# Objective:
Identify and copy all lines of the material where the string "type" is found.

# Records for processing:
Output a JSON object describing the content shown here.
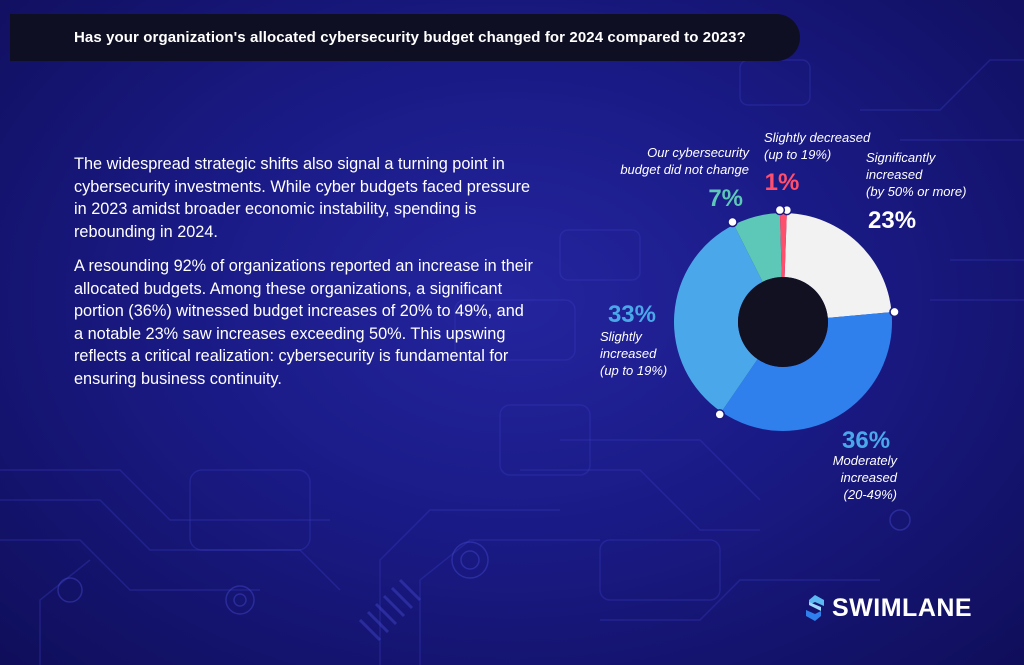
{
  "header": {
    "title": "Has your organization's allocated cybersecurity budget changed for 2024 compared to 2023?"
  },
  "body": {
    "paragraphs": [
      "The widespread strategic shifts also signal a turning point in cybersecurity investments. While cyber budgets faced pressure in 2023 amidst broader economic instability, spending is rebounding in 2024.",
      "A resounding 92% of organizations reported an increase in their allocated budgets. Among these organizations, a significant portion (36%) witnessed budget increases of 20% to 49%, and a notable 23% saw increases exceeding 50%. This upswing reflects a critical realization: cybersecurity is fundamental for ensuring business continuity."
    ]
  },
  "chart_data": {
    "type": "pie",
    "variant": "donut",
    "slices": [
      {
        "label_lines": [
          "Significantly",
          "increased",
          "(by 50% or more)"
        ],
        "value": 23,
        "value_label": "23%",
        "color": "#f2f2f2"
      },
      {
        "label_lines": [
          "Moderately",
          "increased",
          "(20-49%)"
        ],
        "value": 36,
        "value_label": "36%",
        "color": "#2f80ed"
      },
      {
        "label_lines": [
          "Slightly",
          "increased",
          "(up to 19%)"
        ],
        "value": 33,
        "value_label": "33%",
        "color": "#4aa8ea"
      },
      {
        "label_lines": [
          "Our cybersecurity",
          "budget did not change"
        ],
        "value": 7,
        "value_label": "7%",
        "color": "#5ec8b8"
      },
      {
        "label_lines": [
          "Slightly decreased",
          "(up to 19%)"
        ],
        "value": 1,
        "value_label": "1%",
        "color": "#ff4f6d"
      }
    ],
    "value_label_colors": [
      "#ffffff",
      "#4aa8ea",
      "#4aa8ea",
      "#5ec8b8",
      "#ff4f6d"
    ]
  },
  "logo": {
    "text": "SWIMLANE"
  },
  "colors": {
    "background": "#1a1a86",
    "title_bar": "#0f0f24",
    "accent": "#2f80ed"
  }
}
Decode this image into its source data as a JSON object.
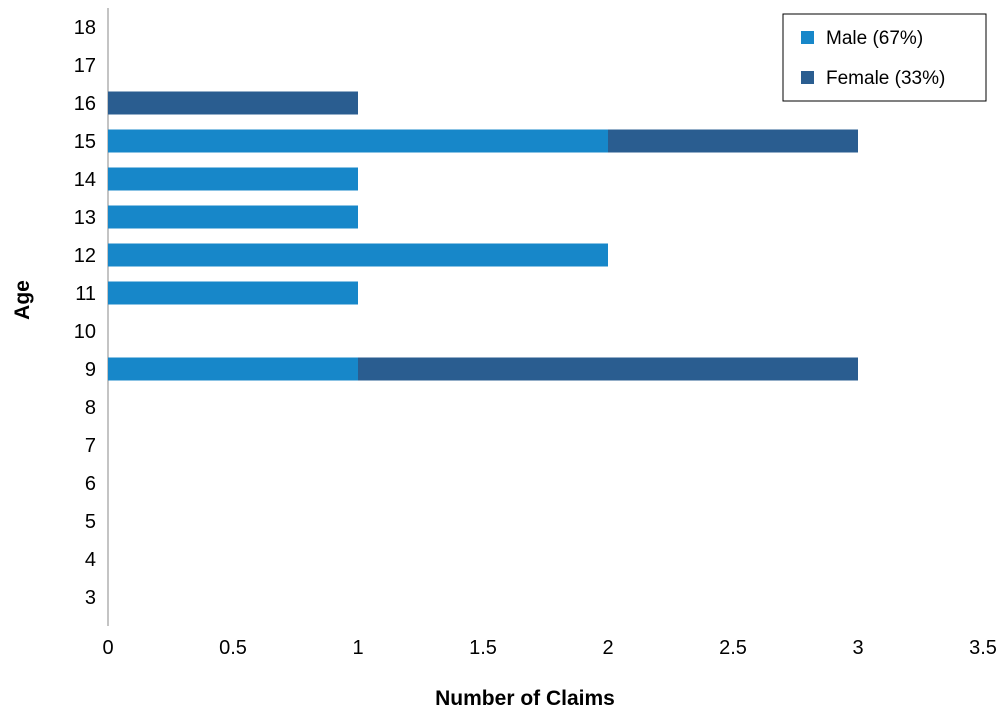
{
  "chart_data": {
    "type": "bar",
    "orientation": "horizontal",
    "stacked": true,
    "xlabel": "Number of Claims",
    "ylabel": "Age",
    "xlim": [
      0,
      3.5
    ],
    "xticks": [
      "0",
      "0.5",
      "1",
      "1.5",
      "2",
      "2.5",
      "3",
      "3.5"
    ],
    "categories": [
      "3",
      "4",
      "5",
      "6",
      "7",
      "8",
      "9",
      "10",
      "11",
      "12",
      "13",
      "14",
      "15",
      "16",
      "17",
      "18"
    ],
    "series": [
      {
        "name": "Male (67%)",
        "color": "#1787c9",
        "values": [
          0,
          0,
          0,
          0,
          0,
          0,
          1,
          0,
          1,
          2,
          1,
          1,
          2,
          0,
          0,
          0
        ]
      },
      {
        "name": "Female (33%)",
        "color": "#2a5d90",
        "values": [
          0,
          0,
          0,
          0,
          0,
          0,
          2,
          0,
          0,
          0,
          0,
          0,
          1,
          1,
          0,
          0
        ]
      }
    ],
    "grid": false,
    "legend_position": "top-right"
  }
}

---

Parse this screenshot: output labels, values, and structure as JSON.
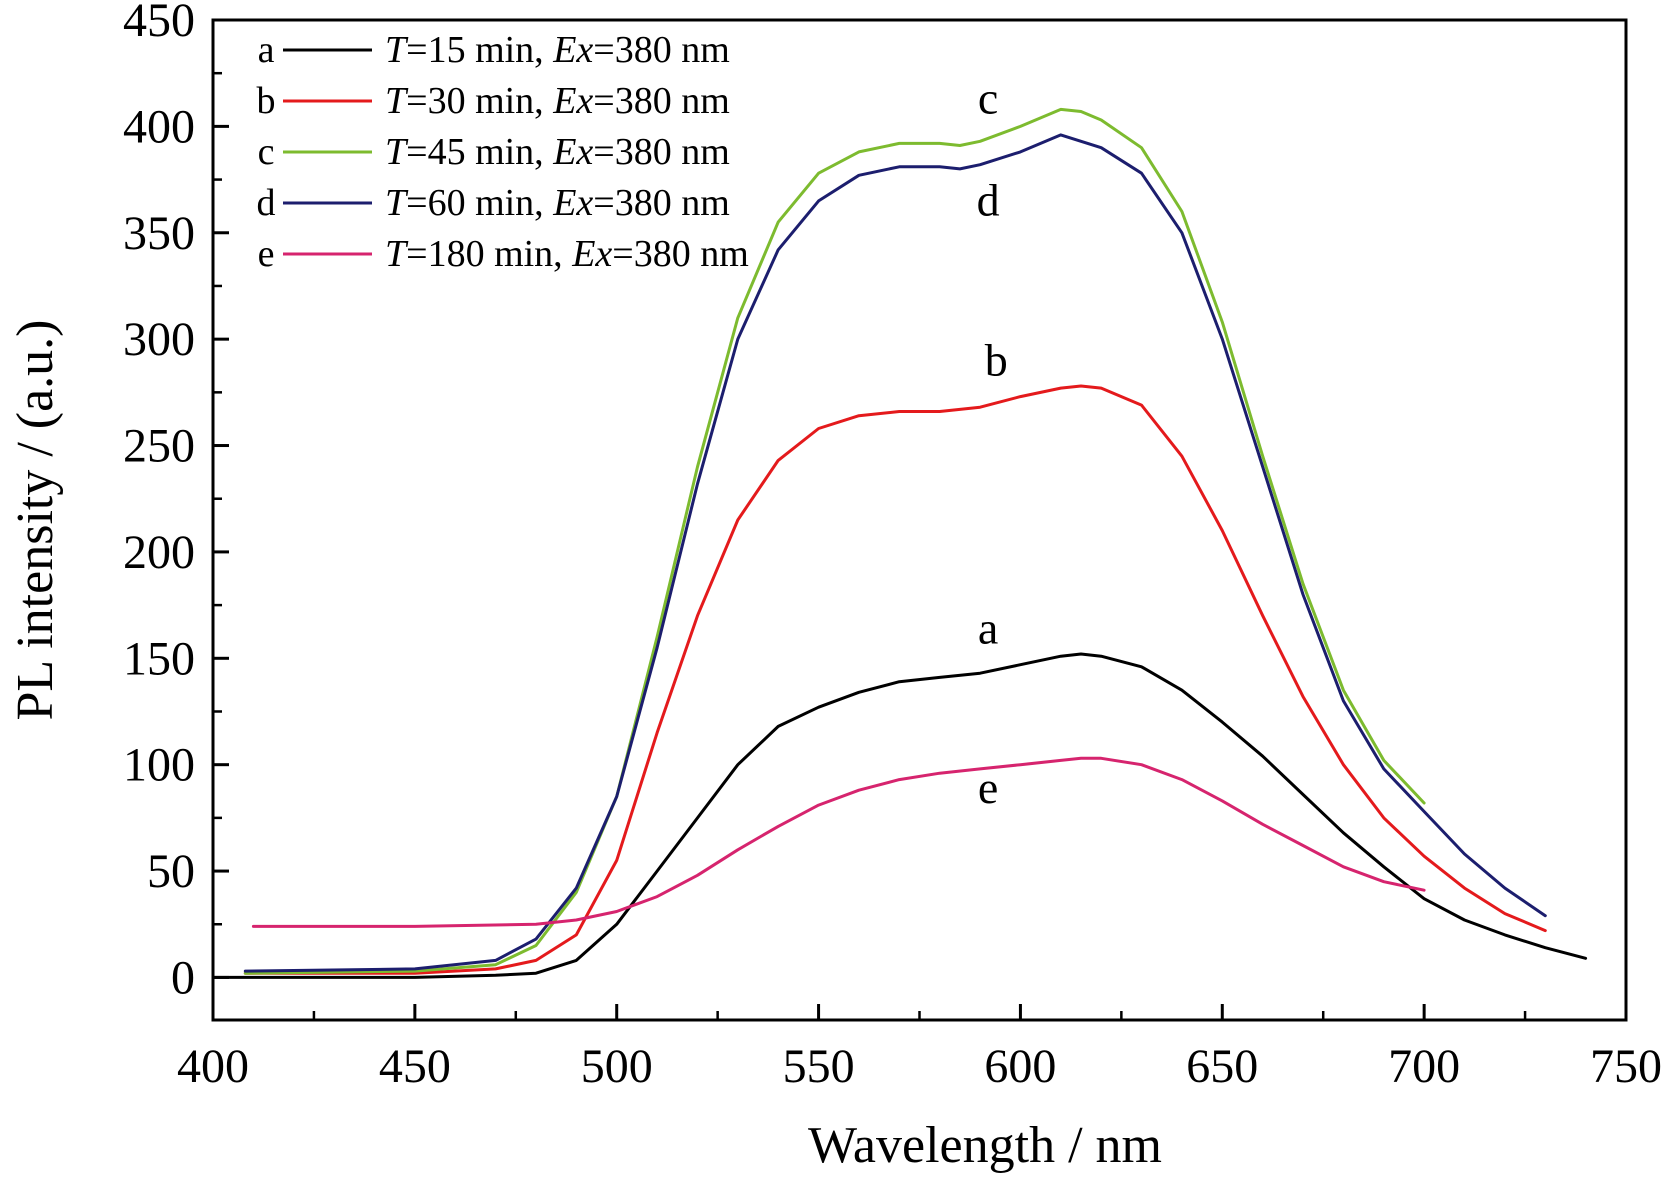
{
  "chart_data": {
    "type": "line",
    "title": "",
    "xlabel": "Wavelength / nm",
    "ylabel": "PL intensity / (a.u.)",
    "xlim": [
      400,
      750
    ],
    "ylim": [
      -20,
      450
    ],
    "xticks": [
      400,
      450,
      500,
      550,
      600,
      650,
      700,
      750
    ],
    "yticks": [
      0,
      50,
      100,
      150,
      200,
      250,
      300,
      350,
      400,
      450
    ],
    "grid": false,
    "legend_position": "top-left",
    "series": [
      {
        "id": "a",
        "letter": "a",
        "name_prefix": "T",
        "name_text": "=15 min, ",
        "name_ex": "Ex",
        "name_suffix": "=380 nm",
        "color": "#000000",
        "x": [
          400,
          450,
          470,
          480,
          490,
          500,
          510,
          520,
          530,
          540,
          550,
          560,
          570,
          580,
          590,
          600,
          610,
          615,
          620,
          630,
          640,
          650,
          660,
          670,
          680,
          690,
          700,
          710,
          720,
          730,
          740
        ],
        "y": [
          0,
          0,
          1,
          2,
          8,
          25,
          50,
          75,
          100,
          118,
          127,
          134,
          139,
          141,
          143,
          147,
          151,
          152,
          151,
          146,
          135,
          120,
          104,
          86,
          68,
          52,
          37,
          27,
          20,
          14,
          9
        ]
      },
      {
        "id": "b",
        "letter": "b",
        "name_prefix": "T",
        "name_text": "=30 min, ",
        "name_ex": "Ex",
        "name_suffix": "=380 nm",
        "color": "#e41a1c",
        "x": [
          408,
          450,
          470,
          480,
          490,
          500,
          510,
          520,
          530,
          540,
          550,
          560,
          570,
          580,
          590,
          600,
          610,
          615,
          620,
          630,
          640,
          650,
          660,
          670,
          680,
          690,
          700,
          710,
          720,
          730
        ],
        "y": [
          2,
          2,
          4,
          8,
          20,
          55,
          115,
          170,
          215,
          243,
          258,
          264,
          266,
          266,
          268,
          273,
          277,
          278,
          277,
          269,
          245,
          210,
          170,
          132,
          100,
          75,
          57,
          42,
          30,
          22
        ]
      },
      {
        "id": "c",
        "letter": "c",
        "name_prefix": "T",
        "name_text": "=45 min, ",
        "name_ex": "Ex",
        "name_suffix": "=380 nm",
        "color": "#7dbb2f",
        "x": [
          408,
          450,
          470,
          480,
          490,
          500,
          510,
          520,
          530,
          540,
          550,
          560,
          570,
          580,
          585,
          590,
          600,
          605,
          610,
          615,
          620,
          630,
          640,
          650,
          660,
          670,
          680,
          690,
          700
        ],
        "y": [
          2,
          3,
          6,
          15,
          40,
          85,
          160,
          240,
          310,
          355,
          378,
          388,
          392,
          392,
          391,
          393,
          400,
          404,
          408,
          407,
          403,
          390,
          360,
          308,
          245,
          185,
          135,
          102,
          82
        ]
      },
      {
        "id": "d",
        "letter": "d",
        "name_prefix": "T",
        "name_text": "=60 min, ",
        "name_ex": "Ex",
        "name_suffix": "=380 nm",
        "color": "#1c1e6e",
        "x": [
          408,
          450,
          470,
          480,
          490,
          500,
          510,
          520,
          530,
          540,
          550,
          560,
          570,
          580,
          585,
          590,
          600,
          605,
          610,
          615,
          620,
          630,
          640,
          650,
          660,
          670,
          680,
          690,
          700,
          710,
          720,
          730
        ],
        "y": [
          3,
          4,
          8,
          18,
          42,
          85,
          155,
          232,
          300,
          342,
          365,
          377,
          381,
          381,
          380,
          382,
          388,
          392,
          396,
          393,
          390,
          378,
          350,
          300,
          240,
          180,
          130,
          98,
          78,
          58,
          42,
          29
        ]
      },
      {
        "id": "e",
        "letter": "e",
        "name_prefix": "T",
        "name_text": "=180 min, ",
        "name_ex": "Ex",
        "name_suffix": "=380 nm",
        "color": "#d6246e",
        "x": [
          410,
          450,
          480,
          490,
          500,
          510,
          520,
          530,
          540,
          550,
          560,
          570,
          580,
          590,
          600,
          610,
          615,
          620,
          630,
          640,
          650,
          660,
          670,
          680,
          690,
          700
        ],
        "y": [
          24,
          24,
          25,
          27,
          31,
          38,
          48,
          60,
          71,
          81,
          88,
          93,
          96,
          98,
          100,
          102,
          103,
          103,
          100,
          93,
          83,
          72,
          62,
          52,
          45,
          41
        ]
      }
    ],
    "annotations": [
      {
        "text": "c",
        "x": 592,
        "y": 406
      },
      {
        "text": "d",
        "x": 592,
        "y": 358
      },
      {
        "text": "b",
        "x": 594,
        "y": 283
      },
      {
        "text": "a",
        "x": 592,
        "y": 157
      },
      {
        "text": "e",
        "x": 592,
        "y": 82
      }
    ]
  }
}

==

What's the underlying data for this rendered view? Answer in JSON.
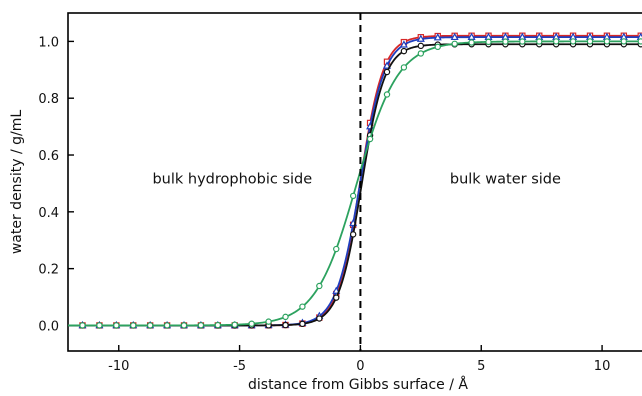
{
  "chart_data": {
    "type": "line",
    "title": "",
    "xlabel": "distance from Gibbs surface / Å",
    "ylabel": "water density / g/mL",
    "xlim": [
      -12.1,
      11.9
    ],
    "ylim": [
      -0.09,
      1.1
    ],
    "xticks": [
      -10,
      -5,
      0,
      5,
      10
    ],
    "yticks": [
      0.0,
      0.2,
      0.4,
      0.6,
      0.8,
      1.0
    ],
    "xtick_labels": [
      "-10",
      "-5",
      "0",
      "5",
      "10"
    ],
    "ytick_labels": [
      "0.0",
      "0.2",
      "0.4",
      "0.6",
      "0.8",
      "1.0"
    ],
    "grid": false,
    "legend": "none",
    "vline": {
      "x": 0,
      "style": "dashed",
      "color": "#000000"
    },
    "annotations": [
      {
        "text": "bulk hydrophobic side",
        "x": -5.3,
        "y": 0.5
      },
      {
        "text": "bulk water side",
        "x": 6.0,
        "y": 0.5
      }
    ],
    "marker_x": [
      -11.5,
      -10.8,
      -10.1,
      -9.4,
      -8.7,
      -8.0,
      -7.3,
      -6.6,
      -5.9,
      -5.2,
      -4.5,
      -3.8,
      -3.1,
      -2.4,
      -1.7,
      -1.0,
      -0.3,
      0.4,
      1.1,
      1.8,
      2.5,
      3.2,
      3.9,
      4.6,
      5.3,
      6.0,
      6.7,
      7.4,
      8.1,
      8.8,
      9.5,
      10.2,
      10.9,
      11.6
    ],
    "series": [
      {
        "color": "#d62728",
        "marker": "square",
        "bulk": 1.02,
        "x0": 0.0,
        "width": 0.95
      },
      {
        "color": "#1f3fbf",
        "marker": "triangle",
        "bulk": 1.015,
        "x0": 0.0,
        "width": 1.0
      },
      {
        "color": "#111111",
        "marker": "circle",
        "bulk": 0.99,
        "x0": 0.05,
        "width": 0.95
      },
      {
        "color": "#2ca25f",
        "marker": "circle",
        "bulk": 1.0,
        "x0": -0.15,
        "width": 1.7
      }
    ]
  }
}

# Answer for the task:
    "type": "pie",
    "type": "bar",
    "type": "line",
    "type": "line",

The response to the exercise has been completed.